## START Record list

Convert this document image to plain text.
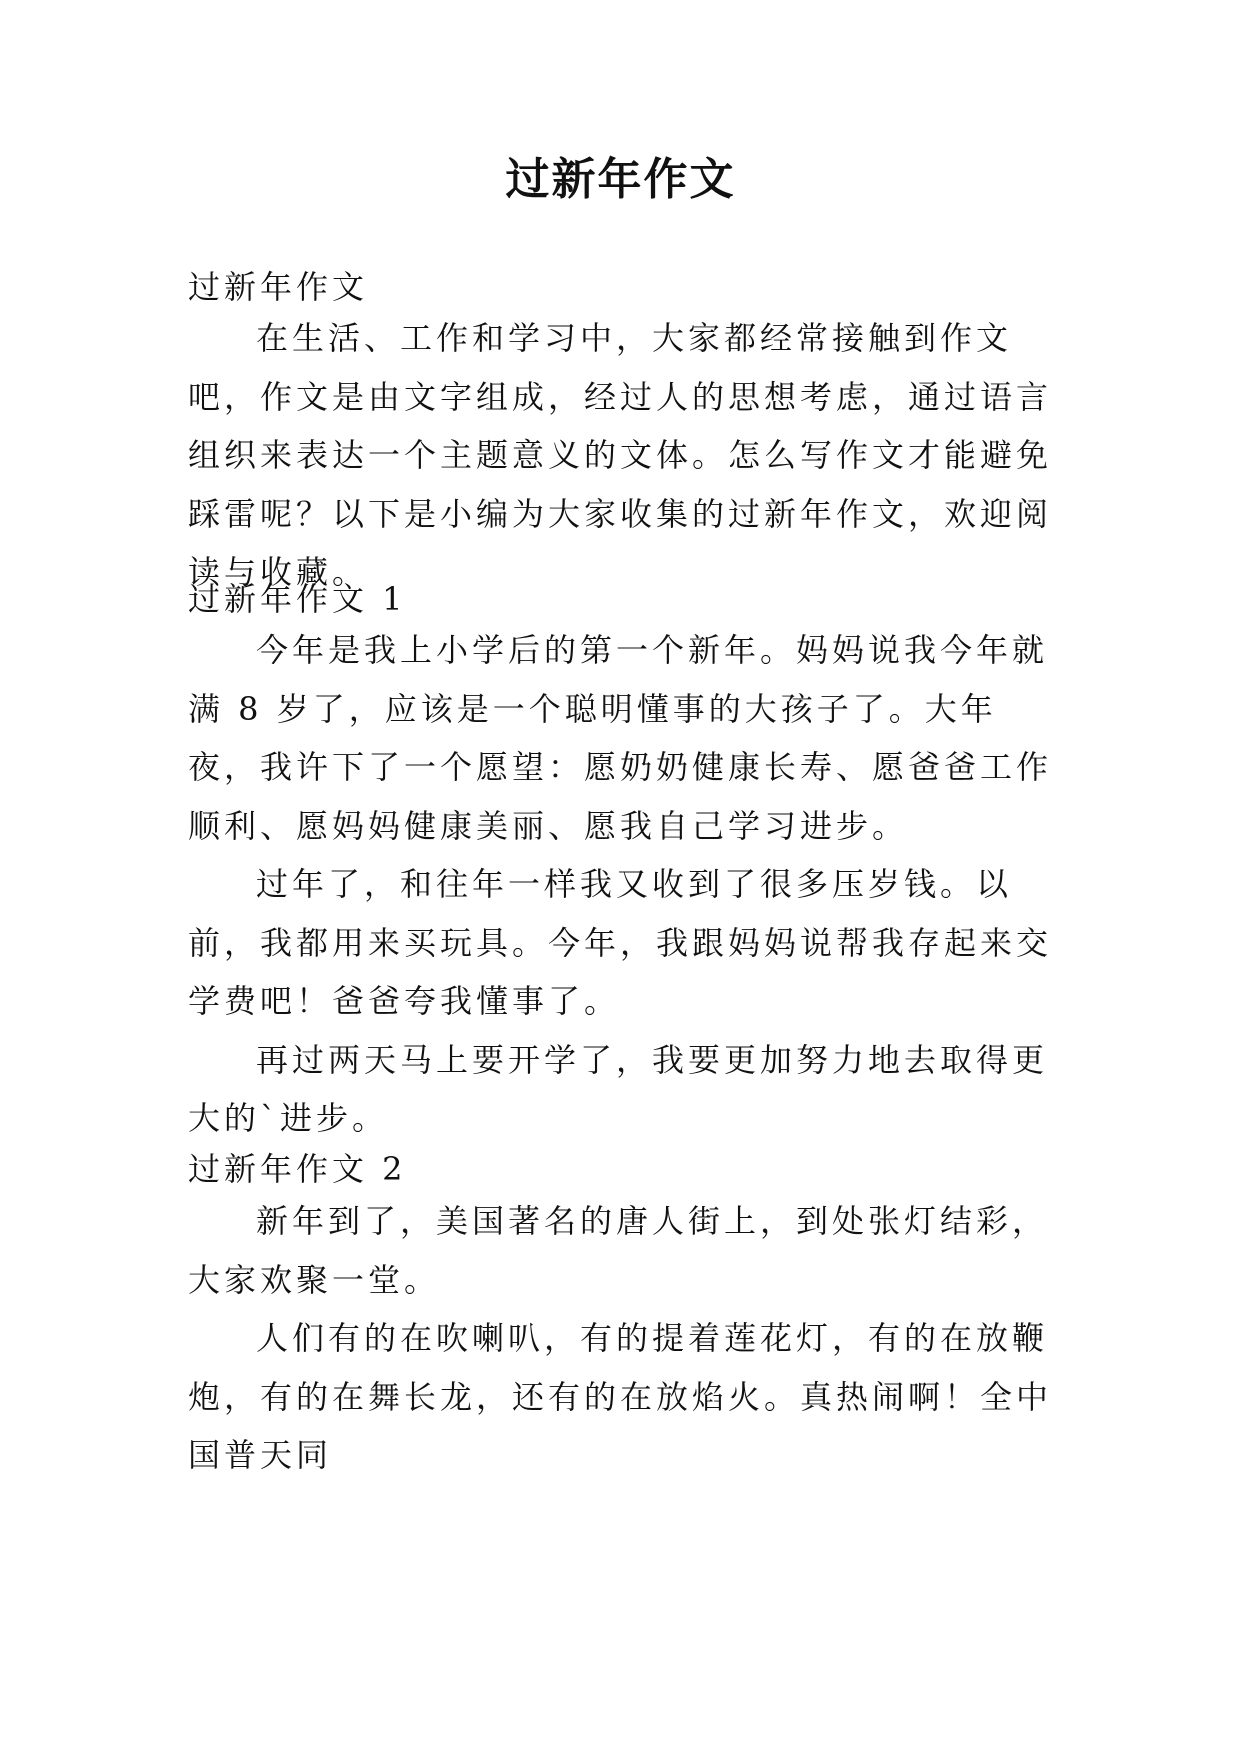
过新年作文
过新年作文

在生活、工作和学习中，大家都经常接触到作文吧，作文是由文字组成，经过人的思想考虑，通过语言组织来表达一个主题意义的文体。怎么写作文才能避免踩雷呢？以下是小编为大家收集的过新年作文，欢迎阅读与收藏。

过新年作文 1

今年是我上小学后的第一个新年。妈妈说我今年就满 8 岁了，应该是一个聪明懂事的大孩子了。大年夜，我许下了一个愿望：愿奶奶健康长寿、愿爸爸工作顺利、愿妈妈健康美丽、愿我自己学习进步。

过年了，和往年一样我又收到了很多压岁钱。以前，我都用来买玩具。今年，我跟妈妈说帮我存起来交学费吧！爸爸夸我懂事了。

再过两天马上要开学了，我要更加努力地去取得更大的`进步。

过新年作文 2

新年到了，美国著名的唐人街上，到处张灯结彩，大家欢聚一堂。

人们有的在吹喇叭，有的提着莲花灯，有的在放鞭炮，有的在舞长龙，还有的在放焰火。真热闹啊！全中国普天同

## END Record list

:: Aim ::
The listing above must be printed again exactly, minus its pictures.

:: Result for this exercise ::
Convert this document image to plain text.
过新年作文
过新年作文

在生活、工作和学习中，大家都经常接触到作文吧，作文是由文字组成，经过人的思想考虑，通过语言组织来表达一个主题意义的文体。怎么写作文才能避免踩雷呢？以下是小编为大家收集的过新年作文，欢迎阅读与收藏。

过新年作文 1

今年是我上小学后的第一个新年。妈妈说我今年就满 8 岁了，应该是一个聪明懂事的大孩子了。大年夜，我许下了一个愿望：愿奶奶健康长寿、愿爸爸工作顺利、愿妈妈健康美丽、愿我自己学习进步。

过年了，和往年一样我又收到了很多压岁钱。以前，我都用来买玩具。今年，我跟妈妈说帮我存起来交学费吧！爸爸夸我懂事了。

再过两天马上要开学了，我要更加努力地去取得更大的`进步。

过新年作文 2

新年到了，美国著名的唐人街上，到处张灯结彩，大家欢聚一堂。

人们有的在吹喇叭，有的提着莲花灯，有的在放鞭炮，有的在舞长龙，还有的在放焰火。真热闹啊！全中国普天同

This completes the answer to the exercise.